▶ [TASK BRIEF] Go through the material and pull out every line with the string "والنسائي" in it.

**** DATA FOR THE TASK

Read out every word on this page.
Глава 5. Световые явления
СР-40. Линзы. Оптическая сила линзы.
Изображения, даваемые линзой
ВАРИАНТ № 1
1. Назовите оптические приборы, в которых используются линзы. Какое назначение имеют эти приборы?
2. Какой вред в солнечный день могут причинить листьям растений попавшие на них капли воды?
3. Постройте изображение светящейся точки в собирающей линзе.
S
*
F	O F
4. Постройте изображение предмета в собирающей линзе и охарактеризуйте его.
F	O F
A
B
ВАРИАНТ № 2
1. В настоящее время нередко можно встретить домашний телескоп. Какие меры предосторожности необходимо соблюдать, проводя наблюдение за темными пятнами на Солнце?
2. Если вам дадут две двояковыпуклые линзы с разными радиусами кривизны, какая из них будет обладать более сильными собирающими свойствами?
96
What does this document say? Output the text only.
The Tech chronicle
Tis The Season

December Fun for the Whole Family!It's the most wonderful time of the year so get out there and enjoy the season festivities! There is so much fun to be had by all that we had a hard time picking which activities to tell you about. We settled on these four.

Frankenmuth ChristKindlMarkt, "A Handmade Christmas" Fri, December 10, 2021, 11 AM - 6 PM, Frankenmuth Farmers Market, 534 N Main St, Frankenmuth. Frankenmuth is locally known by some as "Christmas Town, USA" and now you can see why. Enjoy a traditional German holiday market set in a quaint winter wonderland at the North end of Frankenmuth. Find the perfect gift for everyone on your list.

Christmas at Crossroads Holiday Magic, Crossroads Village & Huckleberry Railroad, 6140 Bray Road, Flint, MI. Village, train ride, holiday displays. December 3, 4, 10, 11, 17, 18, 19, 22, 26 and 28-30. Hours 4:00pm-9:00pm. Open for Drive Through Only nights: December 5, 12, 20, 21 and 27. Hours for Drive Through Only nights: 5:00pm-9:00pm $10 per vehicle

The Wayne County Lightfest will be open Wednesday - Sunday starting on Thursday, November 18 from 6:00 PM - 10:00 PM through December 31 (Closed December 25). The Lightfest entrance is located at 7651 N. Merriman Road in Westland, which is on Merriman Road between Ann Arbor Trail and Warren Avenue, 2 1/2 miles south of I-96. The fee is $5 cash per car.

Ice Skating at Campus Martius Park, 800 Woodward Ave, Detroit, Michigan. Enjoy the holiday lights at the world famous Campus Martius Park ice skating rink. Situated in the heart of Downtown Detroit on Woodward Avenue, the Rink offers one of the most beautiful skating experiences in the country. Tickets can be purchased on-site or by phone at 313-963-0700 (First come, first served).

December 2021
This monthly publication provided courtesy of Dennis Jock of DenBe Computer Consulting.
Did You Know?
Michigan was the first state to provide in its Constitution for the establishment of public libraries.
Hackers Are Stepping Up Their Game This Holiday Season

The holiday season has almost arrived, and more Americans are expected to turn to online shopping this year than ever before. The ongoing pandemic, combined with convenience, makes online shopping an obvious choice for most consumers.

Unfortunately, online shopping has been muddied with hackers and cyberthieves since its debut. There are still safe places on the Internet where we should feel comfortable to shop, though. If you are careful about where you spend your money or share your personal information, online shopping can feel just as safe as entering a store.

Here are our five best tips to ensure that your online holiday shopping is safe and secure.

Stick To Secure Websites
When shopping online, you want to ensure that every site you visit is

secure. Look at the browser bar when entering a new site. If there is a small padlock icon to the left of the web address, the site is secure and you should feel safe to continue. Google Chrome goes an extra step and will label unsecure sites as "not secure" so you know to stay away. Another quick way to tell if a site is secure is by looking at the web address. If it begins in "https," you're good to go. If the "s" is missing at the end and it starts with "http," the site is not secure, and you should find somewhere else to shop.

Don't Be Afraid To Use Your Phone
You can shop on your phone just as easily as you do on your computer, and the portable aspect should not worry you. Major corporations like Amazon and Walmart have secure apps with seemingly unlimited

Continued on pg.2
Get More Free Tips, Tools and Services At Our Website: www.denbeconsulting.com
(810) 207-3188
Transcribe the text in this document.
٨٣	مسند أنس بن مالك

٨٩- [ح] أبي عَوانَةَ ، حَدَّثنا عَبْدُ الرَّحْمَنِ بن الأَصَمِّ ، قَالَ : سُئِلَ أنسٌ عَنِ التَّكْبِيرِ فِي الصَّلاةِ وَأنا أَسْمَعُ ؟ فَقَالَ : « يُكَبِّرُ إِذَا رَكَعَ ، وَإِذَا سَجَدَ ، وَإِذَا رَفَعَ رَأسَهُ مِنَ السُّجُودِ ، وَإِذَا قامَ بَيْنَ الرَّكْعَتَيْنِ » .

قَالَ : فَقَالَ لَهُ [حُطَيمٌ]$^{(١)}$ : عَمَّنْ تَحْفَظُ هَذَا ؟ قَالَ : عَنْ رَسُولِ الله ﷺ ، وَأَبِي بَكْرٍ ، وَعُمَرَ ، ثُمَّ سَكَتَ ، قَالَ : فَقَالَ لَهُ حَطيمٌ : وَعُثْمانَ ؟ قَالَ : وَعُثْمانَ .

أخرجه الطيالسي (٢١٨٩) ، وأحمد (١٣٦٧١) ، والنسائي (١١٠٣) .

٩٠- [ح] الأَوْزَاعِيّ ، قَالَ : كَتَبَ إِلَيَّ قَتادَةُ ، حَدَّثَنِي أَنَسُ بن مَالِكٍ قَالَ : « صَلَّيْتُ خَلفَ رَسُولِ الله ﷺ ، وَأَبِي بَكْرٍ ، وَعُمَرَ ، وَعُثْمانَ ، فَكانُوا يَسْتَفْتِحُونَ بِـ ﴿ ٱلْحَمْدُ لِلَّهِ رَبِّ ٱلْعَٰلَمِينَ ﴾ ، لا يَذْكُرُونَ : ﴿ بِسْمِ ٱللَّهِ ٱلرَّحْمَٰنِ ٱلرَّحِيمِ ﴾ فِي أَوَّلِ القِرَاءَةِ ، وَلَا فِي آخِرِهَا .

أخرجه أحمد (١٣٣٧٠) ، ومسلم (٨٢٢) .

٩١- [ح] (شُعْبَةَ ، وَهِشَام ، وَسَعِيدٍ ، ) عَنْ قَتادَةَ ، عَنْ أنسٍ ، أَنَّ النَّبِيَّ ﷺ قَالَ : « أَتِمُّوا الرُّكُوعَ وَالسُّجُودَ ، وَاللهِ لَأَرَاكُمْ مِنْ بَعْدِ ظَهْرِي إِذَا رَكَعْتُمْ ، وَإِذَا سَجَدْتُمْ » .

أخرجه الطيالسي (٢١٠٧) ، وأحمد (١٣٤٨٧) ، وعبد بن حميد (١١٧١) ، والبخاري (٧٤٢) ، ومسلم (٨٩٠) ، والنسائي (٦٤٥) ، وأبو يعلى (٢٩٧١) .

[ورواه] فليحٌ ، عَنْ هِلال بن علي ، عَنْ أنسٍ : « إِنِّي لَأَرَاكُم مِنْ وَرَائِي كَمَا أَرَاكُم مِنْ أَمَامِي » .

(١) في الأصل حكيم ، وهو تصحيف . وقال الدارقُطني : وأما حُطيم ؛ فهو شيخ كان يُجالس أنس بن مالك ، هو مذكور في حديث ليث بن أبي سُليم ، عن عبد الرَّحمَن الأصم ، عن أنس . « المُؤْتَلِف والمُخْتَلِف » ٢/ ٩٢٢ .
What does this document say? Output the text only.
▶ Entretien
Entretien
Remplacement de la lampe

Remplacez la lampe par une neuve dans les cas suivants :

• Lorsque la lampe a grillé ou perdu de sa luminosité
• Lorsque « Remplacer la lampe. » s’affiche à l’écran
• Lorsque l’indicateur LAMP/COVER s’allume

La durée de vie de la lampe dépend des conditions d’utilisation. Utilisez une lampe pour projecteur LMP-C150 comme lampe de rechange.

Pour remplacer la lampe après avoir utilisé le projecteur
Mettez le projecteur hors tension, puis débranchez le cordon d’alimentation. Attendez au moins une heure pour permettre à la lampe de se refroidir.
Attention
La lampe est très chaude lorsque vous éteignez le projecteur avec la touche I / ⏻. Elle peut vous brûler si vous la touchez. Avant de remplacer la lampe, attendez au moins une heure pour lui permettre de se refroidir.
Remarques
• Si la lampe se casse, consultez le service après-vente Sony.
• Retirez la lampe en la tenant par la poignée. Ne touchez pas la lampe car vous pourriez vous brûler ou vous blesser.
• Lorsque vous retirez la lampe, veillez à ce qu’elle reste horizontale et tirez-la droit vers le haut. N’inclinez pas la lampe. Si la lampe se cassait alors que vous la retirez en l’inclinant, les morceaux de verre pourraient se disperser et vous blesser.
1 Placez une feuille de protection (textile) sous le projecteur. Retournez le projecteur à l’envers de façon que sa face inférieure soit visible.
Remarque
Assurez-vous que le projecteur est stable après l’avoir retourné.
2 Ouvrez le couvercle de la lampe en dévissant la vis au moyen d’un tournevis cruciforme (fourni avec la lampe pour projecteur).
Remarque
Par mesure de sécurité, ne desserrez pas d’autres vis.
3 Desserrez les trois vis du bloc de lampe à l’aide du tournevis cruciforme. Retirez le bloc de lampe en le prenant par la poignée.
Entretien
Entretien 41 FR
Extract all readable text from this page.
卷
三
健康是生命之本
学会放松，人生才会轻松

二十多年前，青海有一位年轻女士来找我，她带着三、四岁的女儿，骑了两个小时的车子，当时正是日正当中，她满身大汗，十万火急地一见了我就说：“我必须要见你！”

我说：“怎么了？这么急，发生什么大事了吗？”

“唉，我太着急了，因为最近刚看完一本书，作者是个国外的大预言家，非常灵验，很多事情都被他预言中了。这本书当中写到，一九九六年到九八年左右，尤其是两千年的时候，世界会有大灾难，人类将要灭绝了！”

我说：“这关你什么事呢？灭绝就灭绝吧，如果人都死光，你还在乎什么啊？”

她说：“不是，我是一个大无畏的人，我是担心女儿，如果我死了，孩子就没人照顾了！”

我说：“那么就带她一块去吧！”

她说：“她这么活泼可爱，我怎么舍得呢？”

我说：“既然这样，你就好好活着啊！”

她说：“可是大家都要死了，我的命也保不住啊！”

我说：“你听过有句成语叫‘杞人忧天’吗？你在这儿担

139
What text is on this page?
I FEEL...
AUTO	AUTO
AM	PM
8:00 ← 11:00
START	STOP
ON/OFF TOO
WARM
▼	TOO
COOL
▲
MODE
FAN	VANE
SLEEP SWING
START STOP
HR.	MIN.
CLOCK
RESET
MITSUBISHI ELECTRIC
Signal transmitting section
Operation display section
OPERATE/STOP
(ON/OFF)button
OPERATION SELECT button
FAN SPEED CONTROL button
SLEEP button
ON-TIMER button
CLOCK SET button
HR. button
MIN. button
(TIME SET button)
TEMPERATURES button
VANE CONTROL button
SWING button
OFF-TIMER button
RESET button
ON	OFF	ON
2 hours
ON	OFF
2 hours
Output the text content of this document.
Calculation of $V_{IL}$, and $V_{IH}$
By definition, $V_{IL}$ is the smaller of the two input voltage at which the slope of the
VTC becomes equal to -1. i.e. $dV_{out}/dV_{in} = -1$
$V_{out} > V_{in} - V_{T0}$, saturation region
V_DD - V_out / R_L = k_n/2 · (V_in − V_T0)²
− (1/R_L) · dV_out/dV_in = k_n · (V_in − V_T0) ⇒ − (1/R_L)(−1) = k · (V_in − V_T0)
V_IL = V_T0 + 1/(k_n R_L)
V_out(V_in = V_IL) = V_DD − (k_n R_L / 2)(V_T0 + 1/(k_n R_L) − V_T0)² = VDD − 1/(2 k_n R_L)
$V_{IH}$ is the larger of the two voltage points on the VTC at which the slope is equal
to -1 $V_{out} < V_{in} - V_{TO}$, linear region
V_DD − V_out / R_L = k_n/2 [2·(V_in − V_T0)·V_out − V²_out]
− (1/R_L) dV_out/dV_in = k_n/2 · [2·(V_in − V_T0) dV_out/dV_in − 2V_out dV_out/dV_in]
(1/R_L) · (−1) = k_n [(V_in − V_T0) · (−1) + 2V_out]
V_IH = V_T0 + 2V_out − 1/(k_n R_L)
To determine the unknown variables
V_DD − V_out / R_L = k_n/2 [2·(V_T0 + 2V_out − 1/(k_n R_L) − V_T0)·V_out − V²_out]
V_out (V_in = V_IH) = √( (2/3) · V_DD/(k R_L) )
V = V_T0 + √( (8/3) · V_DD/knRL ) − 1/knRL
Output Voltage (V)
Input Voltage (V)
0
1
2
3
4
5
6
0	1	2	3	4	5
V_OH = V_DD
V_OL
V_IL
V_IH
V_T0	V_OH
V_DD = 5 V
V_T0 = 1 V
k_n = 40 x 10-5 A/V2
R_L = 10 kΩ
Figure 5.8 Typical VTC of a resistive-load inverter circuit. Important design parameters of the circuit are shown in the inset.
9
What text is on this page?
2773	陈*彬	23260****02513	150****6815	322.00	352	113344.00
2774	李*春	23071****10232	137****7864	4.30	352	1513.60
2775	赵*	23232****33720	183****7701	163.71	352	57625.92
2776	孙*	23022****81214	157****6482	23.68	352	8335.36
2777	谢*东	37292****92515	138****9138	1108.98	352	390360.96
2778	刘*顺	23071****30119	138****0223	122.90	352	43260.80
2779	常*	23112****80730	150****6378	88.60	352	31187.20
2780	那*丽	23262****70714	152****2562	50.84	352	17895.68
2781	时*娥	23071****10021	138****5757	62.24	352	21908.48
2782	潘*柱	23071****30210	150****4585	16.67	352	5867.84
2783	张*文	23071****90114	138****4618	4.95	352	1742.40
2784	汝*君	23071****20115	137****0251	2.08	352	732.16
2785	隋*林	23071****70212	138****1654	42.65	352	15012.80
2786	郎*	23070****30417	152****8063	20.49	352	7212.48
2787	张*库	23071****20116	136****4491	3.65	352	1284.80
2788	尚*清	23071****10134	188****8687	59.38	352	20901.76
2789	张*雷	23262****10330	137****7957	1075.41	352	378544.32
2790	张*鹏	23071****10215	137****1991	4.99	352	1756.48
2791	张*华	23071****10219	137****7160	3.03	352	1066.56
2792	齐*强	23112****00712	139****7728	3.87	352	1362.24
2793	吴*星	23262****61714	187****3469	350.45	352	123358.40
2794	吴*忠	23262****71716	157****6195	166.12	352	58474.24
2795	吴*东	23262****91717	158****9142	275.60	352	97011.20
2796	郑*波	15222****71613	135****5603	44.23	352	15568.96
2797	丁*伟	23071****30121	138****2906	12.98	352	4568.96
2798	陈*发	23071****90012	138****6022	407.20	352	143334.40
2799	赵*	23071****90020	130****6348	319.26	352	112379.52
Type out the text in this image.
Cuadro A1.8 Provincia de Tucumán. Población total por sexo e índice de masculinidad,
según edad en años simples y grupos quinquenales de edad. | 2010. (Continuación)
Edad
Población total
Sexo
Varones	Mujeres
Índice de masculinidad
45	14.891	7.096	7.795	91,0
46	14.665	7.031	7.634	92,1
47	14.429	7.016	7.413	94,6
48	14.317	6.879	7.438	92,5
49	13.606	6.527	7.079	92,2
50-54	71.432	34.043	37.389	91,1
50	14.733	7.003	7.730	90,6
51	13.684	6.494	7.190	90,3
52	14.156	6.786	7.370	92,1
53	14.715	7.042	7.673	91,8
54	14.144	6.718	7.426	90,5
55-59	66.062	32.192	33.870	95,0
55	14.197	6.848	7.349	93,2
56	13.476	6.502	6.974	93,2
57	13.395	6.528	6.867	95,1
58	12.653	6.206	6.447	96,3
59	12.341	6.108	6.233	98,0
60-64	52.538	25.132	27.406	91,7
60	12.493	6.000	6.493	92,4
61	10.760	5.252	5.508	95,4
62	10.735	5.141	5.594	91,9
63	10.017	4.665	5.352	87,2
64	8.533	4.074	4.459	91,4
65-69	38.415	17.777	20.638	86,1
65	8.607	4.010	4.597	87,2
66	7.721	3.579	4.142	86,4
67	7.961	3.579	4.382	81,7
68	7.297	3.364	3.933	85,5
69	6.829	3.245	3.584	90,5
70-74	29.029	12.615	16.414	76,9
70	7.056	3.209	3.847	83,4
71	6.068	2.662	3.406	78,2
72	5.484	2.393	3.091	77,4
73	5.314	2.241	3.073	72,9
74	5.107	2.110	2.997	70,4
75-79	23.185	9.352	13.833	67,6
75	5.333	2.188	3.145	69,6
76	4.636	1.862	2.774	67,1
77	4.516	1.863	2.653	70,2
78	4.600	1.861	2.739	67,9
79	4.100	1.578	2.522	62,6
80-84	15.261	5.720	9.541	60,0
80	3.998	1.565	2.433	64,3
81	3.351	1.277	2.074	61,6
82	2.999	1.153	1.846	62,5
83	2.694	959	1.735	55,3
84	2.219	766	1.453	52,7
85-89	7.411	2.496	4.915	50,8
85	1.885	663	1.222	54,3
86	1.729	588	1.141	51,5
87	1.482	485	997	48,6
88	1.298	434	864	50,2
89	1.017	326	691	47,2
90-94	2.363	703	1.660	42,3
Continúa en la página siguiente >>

********

▶ [TASK RESULT]
أخرجه الطيالسي (٢١٨٩) ، وأحمد (١٣٦٧١) ، والنسائي (١١٠٣) .
أخرجه الطيالسي (٢١٠٧) ، وأحمد (١٣٤٨٧) ، وعبد بن حميد (١١٧١) ، والبخاري (٧٤٢) ، ومسلم (٨٩٠) ، والنسائي (٦٤٥) ، وأبو يعلى (٢٩٧١) .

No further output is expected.